--- BRIEF ---
Count the lines that hold the string "승용차는". Reply with the number alone.

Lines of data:

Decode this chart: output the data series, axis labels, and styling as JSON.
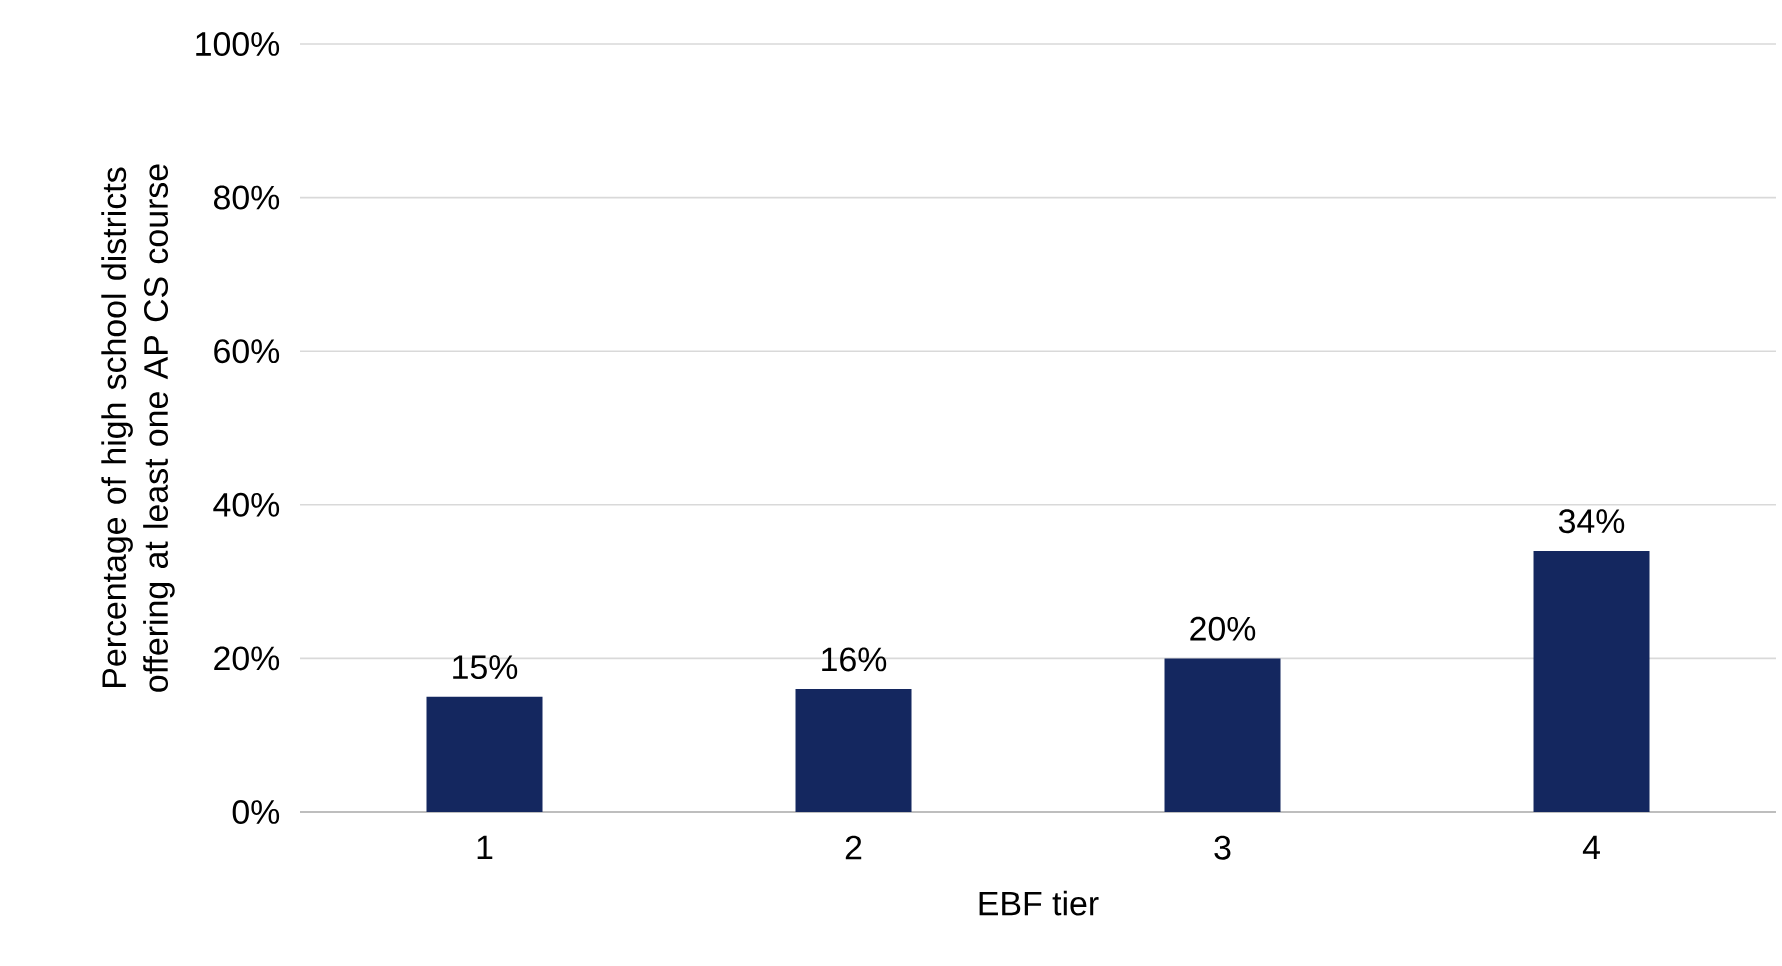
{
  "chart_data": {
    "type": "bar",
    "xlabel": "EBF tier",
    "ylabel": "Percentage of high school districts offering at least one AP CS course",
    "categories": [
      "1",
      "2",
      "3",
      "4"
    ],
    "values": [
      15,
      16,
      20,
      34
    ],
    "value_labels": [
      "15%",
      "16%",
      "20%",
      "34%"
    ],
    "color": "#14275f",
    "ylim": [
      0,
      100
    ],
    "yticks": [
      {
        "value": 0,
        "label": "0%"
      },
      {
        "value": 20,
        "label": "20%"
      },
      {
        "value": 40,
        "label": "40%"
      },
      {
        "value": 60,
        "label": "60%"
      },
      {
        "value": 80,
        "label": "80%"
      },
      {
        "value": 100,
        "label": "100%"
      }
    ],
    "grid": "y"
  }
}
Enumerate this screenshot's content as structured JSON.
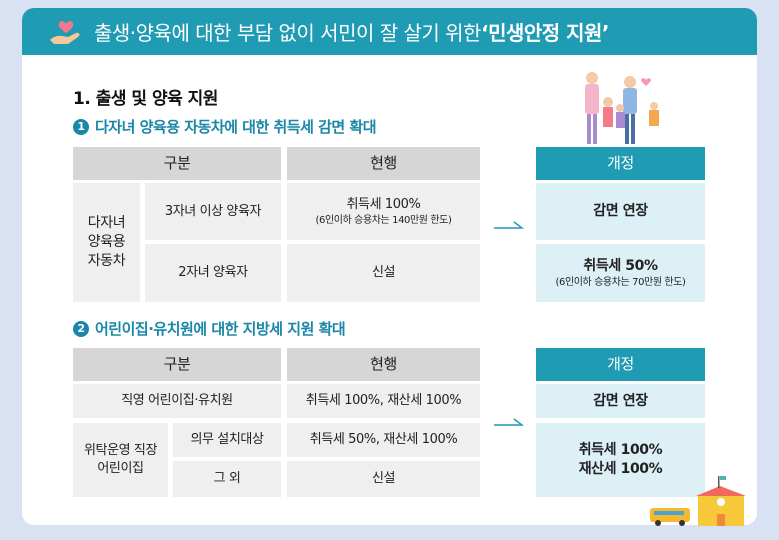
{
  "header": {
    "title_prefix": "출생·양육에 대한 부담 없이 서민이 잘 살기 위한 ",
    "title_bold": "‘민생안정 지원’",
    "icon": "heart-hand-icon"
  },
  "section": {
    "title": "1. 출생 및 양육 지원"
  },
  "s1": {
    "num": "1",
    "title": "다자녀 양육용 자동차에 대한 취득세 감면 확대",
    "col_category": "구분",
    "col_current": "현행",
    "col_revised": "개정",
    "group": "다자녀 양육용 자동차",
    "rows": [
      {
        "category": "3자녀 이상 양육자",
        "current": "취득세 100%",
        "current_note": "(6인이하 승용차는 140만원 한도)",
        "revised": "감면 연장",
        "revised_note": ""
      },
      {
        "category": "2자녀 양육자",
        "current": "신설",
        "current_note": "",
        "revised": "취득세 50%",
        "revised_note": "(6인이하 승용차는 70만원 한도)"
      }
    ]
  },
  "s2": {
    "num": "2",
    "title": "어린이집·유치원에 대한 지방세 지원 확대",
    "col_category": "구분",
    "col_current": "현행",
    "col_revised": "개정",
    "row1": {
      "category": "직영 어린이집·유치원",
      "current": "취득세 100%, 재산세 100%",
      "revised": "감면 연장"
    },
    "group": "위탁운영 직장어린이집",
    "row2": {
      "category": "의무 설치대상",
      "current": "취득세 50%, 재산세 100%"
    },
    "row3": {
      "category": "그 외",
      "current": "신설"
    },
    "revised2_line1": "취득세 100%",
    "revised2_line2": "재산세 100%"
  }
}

--- CORRECT RESPONSE ---
2